● Exercise goal: From the entries below, gather each line containing the word "over".

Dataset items

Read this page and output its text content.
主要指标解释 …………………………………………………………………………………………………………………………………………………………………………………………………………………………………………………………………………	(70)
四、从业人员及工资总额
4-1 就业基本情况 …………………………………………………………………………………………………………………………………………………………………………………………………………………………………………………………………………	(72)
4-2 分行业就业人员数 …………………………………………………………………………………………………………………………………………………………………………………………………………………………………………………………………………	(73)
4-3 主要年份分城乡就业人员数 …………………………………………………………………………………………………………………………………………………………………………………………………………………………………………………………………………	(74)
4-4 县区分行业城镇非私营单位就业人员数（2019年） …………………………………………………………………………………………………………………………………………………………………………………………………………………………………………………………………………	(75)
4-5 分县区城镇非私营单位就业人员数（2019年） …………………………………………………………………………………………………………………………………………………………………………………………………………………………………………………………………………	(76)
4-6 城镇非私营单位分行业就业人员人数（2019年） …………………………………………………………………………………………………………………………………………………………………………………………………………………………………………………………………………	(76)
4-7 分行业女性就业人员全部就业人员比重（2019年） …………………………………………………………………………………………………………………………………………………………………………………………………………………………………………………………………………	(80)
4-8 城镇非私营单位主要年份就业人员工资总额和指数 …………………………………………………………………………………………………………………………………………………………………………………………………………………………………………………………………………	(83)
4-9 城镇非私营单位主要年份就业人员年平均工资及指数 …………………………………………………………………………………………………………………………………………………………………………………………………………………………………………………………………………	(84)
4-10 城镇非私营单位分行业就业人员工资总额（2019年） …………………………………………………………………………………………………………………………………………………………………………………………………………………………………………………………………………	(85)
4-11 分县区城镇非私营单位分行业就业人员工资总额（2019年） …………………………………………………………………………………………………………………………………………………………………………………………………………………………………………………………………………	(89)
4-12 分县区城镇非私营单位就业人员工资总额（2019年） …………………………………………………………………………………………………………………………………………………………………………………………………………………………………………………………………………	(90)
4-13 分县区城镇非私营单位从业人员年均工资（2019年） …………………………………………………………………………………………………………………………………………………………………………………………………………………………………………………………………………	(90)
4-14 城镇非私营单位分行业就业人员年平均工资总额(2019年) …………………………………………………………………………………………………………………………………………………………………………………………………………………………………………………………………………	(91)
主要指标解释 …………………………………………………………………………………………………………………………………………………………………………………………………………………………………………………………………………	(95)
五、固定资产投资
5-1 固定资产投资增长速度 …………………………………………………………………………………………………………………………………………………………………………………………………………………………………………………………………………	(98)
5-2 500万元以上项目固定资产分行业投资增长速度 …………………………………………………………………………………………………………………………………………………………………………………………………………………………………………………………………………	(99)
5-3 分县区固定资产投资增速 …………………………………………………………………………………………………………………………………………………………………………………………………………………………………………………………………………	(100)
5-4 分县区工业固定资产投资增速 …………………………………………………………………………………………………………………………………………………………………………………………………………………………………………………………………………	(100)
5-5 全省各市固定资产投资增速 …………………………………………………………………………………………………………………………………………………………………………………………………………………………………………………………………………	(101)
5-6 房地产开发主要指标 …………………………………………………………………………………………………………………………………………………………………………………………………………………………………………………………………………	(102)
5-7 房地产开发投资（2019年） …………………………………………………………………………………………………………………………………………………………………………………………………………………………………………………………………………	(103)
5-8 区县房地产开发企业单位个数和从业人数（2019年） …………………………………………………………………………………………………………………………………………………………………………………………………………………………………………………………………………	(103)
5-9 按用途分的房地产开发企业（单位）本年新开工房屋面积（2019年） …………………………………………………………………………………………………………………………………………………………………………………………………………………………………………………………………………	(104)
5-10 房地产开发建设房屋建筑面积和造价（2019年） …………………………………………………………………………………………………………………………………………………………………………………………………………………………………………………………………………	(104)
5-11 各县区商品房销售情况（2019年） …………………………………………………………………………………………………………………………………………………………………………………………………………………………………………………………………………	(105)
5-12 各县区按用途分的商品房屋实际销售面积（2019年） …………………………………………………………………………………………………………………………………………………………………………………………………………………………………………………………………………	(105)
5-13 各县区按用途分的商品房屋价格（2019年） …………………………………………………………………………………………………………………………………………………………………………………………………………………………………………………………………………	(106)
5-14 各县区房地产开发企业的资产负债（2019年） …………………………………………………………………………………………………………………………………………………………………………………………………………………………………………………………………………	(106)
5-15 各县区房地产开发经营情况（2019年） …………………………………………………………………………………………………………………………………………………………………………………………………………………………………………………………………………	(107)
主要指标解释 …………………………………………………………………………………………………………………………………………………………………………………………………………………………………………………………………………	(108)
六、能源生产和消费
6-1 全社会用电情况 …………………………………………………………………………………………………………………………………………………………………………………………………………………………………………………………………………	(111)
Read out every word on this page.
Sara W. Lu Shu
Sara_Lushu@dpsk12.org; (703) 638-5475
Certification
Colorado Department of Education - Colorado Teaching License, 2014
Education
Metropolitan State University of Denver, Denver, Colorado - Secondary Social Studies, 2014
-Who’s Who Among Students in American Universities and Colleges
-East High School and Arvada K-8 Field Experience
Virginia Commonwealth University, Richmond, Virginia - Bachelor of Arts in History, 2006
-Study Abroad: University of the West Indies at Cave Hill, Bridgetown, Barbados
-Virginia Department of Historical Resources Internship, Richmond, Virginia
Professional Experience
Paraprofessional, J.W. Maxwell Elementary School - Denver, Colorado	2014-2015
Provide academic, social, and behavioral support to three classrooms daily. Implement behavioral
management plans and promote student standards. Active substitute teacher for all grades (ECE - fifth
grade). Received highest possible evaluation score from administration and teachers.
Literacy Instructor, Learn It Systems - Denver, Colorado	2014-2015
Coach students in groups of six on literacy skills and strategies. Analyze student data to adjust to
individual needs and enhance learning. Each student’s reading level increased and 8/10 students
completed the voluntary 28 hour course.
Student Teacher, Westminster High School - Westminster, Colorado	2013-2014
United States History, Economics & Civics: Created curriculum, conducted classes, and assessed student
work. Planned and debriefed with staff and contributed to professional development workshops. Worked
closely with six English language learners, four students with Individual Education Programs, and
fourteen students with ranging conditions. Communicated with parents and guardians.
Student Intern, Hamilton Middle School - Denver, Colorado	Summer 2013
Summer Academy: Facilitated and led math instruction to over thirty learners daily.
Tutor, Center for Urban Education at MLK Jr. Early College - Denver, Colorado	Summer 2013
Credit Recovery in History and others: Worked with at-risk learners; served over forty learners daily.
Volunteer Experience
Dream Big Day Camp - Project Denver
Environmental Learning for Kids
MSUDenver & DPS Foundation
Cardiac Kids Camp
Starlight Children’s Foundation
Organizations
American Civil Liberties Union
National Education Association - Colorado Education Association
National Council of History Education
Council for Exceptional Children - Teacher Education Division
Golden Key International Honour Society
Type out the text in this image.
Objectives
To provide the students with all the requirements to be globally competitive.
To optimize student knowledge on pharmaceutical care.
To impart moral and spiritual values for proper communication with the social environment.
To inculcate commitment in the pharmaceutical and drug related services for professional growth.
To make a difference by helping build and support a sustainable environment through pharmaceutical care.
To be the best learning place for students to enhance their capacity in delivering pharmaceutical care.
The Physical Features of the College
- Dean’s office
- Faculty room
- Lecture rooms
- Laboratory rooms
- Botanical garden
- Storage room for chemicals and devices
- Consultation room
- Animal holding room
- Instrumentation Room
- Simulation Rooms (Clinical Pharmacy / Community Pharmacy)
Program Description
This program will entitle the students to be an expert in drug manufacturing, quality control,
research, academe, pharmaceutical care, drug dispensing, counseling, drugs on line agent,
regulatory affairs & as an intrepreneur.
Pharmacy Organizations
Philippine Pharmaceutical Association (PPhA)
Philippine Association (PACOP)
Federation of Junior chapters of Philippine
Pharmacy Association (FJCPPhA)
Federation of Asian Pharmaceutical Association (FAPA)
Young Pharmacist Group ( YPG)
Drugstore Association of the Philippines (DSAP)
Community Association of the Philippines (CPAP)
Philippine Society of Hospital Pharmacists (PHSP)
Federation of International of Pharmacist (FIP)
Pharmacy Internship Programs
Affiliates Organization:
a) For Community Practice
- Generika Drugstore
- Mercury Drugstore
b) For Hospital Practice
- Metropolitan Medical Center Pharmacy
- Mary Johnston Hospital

● Result of this task:
Summer Academy: Facilitated and led math instruction to over thirty learners daily.
Credit Recovery in History and others: Worked with at-risk learners; served over forty learners daily.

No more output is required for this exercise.